====== Data shown ======

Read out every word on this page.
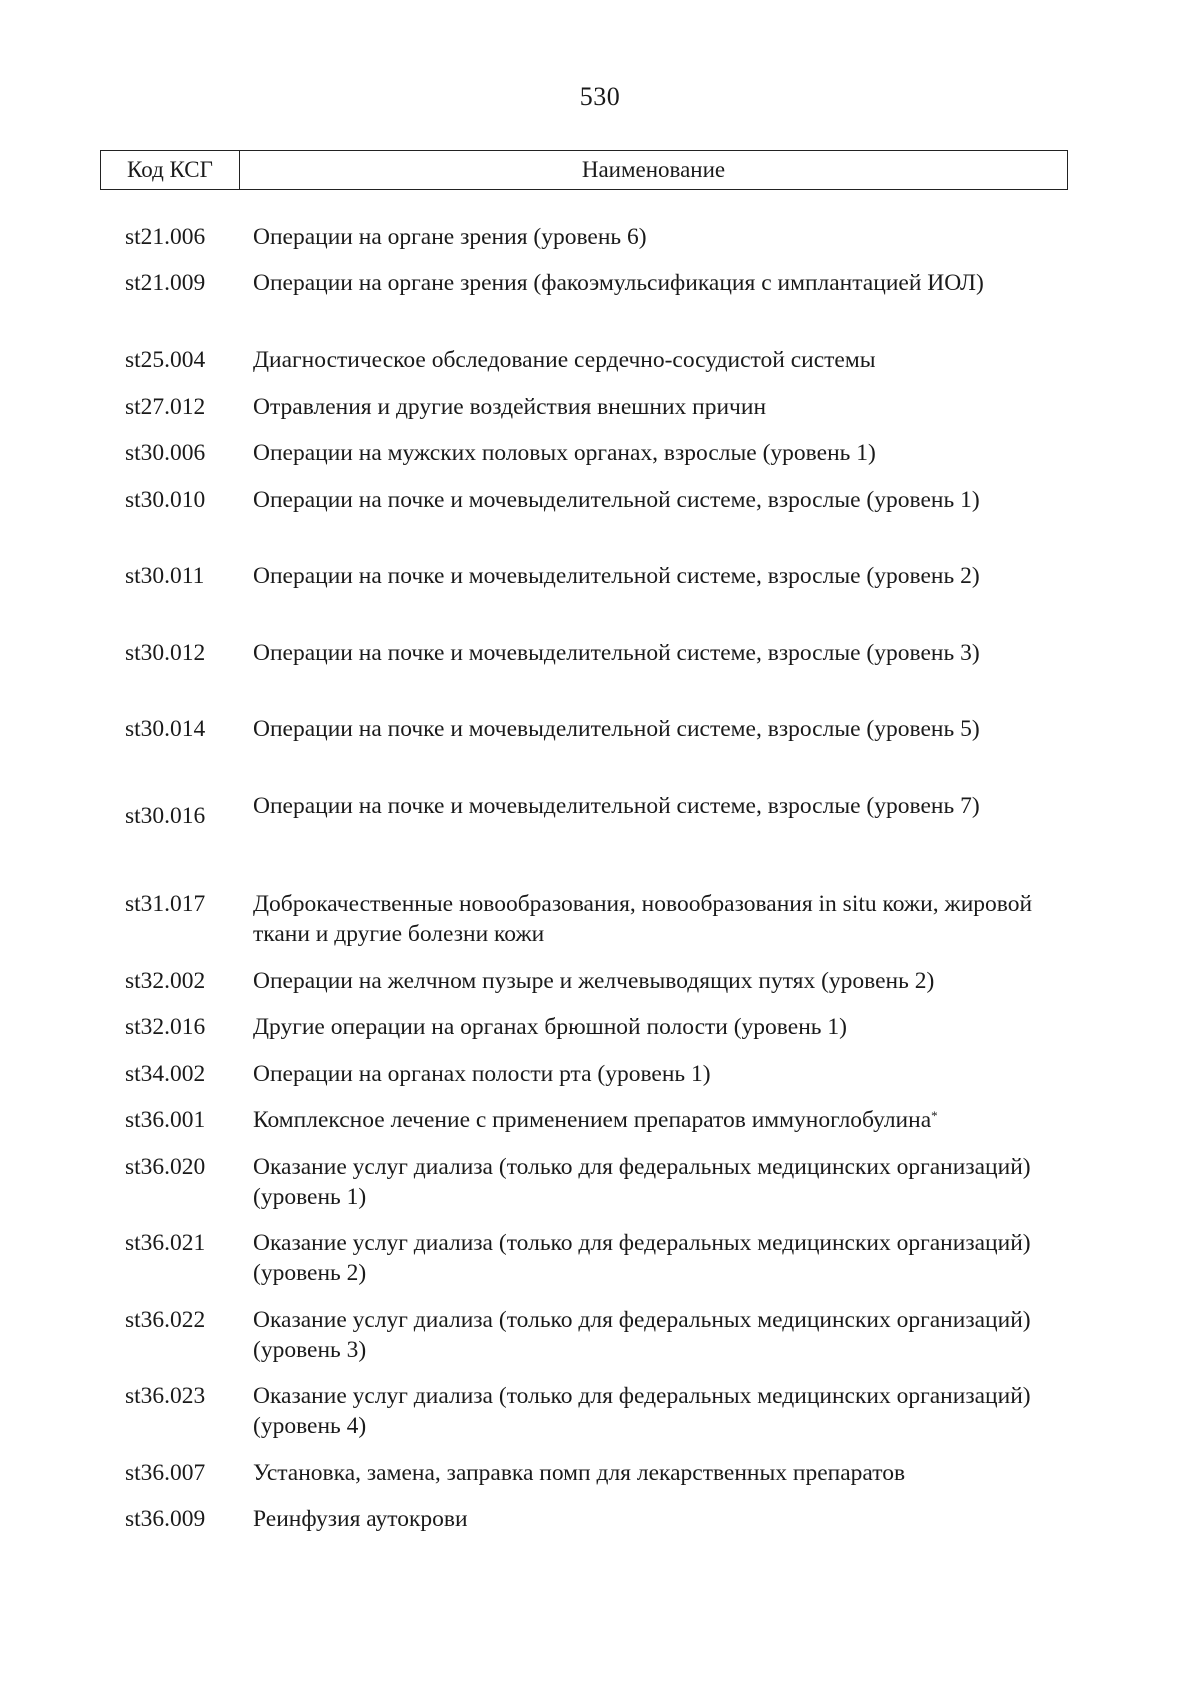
530
Код КСГ	Наименование
st21.006	Операции на органе зрения (уровень 6)
st21.009	Операции на органе зрения (факоэмульсификация с имплантацией ИОЛ)
st25.004	Диагностическое обследование сердечно-сосудистой системы
st27.012	Отравления и другие воздействия внешних причин
st30.006	Операции на мужских половых органах, взрослые (уровень 1)
st30.010	Операции на почке и мочевыделительной системе, взрослые (уровень 1)
st30.011	Операции на почке и мочевыделительной системе, взрослые (уровень 2)
st30.012	Операции на почке и мочевыделительной системе, взрослые (уровень 3)
st30.014	Операции на почке и мочевыделительной системе, взрослые (уровень 5)
st30.016	Операции на почке и мочевыделительной системе, взрослые (уровень 7)
st31.017	Доброкачественные новообразования, новообразования in situ кожи, жировой ткани и другие болезни кожи
st32.002	Операции на желчном пузыре и желчевыводящих путях (уровень 2)
st32.016	Другие операции на органах брюшной полости (уровень 1)
st34.002	Операции на органах полости рта (уровень 1)
st36.001	Комплексное лечение с применением препаратов иммуноглобулина*
st36.020	Оказание услуг диализа (только для федеральных медицинских организаций) (уровень 1)
st36.021	Оказание услуг диализа (только для федеральных медицинских организаций) (уровень 2)
st36.022	Оказание услуг диализа (только для федеральных медицинских организаций) (уровень 3)
st36.023	Оказание услуг диализа (только для федеральных медицинских организаций) (уровень 4)
st36.007	Установка, замена, заправка помп для лекарственных препаратов
st36.009	Реинфузия аутокрови
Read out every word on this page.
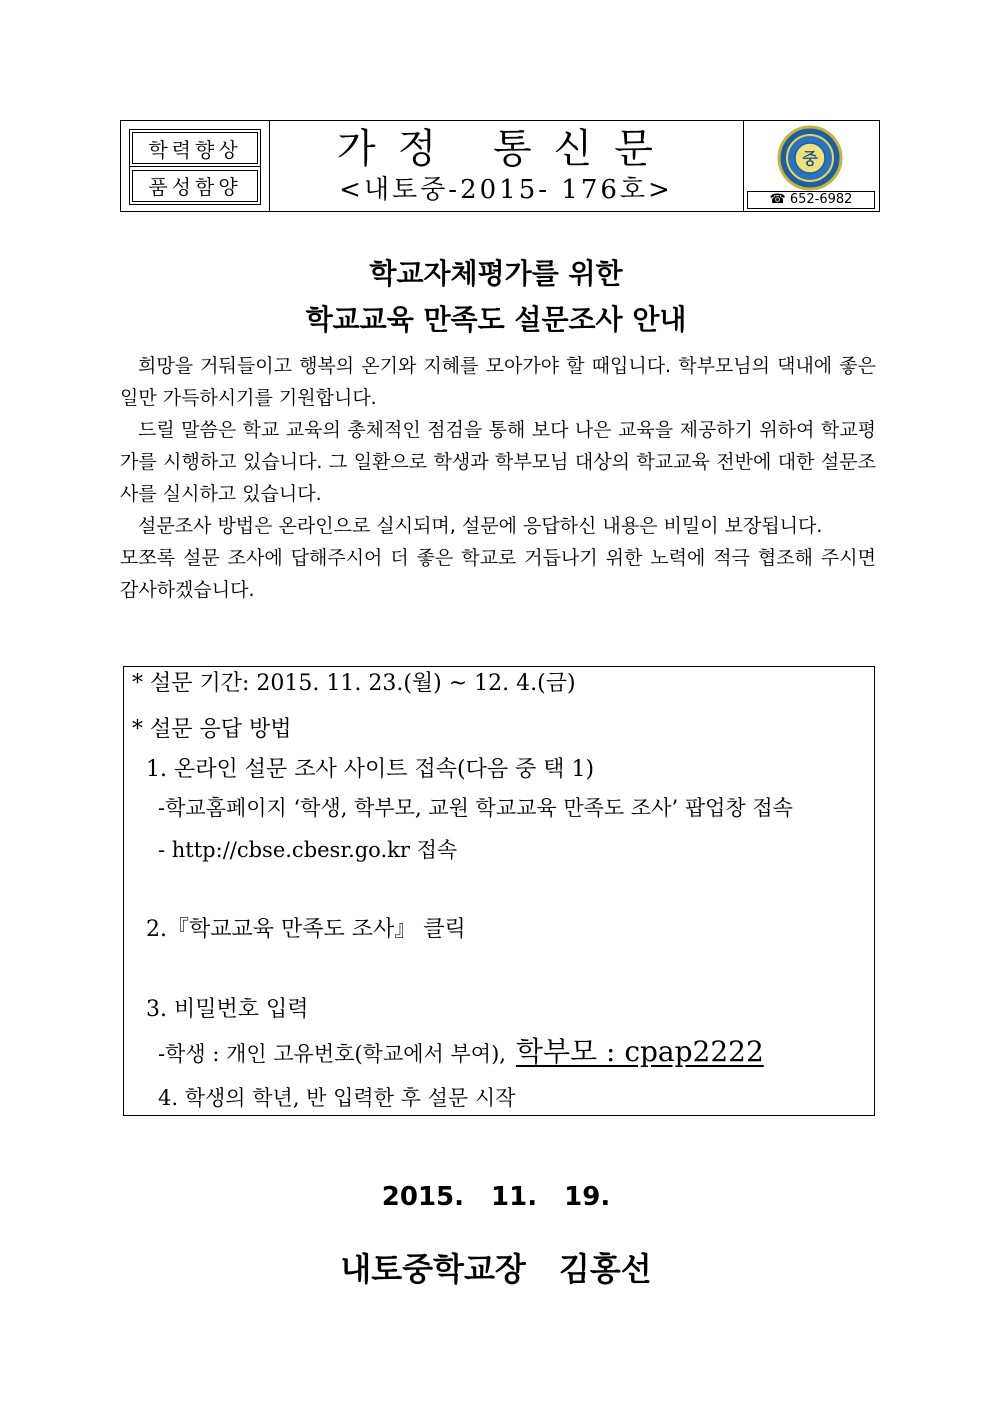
학력향상
품성함양
가정 통신문
<내토중-2015- 176호>
중
☎ 652-6982
학교자체평가를 위한
학교교육 만족도 설문조사 안내

희망을 거둬들이고 행복의 온기와 지혜를 모아가야 할 때입니다. 학부모님의 댁내에 좋은 일만 가득하시기를 기원합니다.

드릴 말씀은 학교 교육의 총체적인 점검을 통해 보다 나은 교육을 제공하기 위하여 학교평가를 시행하고 있습니다. 그 일환으로 학생과 학부모님 대상의 학교교육 전반에 대한 설문조사를 실시하고 있습니다.

설문조사 방법은 온라인으로 실시되며, 설문에 응답하신 내용은 비밀이 보장됩니다.

모쪼록 설문 조사에 답해주시어 더 좋은 학교로 거듭나기 위한 노력에 적극 협조해 주시면 감사하겠습니다.

* 설문 기간: 2015. 11. 23.(월) ~ 12. 4.(금)
* 설문 응답 방법
1. 온라인 설문 조사 사이트 접속(다음 중 택 1)
-학교홈페이지 ‘학생, 학부모, 교원 학교교육 만족도 조사’ 팝업창 접속
- http://cbse.cbesr.go.kr 접속
2.『학교교육 만족도 조사』 클릭
3. 비밀번호 입력
-학생 : 개인 고유번호(학교에서 부여), 학부모 : cpap2222
4. 학생의 학년, 반 입력한 후 설문 시작
2015. 11. 19.
내토중학교장 김홍선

======

__Goal of the exercise__: Skip the pictures and transcribe the rest of the records exactly.

__Written answer__:
Read out every word on this page.
530
Код КСГ	Наименование
st21.006	Операции на органе зрения (уровень 6)
st21.009	Операции на органе зрения (факоэмульсификация с имплантацией ИОЛ)
st25.004	Диагностическое обследование сердечно-сосудистой системы
st27.012	Отравления и другие воздействия внешних причин
st30.006	Операции на мужских половых органах, взрослые (уровень 1)
st30.010	Операции на почке и мочевыделительной системе, взрослые (уровень 1)
st30.011	Операции на почке и мочевыделительной системе, взрослые (уровень 2)
st30.012	Операции на почке и мочевыделительной системе, взрослые (уровень 3)
st30.014	Операции на почке и мочевыделительной системе, взрослые (уровень 5)
st30.016	Операции на почке и мочевыделительной системе, взрослые (уровень 7)
st31.017	Доброкачественные новообразования, новообразования in situ кожи, жировой ткани и другие болезни кожи
st32.002	Операции на желчном пузыре и желчевыводящих путях (уровень 2)
st32.016	Другие операции на органах брюшной полости (уровень 1)
st34.002	Операции на органах полости рта (уровень 1)
st36.001	Комплексное лечение с применением препаратов иммуноглобулина*
st36.020	Оказание услуг диализа (только для федеральных медицинских организаций) (уровень 1)
st36.021	Оказание услуг диализа (только для федеральных медицинских организаций) (уровень 2)
st36.022	Оказание услуг диализа (только для федеральных медицинских организаций) (уровень 3)
st36.023	Оказание услуг диализа (только для федеральных медицинских организаций) (уровень 4)
st36.007	Установка, замена, заправка помп для лекарственных препаратов
st36.009	Реинфузия аутокрови
Read out every word on this page.
학력향상
품성함양
가정 통신문
<내토중-2015- 176호>
중
☎ 652-6982
학교자체평가를 위한
학교교육 만족도 설문조사 안내

희망을 거둬들이고 행복의 온기와 지혜를 모아가야 할 때입니다. 학부모님의 댁내에 좋은 일만 가득하시기를 기원합니다.

드릴 말씀은 학교 교육의 총체적인 점검을 통해 보다 나은 교육을 제공하기 위하여 학교평가를 시행하고 있습니다. 그 일환으로 학생과 학부모님 대상의 학교교육 전반에 대한 설문조사를 실시하고 있습니다.

설문조사 방법은 온라인으로 실시되며, 설문에 응답하신 내용은 비밀이 보장됩니다.

모쪼록 설문 조사에 답해주시어 더 좋은 학교로 거듭나기 위한 노력에 적극 협조해 주시면 감사하겠습니다.

* 설문 기간: 2015. 11. 23.(월) ~ 12. 4.(금)
* 설문 응답 방법
1. 온라인 설문 조사 사이트 접속(다음 중 택 1)
-학교홈페이지 ‘학생, 학부모, 교원 학교교육 만족도 조사’ 팝업창 접속
- http://cbse.cbesr.go.kr 접속
2.『학교교육 만족도 조사』 클릭
3. 비밀번호 입력
-학생 : 개인 고유번호(학교에서 부여), 학부모 : cpap2222
4. 학생의 학년, 반 입력한 후 설문 시작
2015. 11. 19.
내토중학교장 김홍선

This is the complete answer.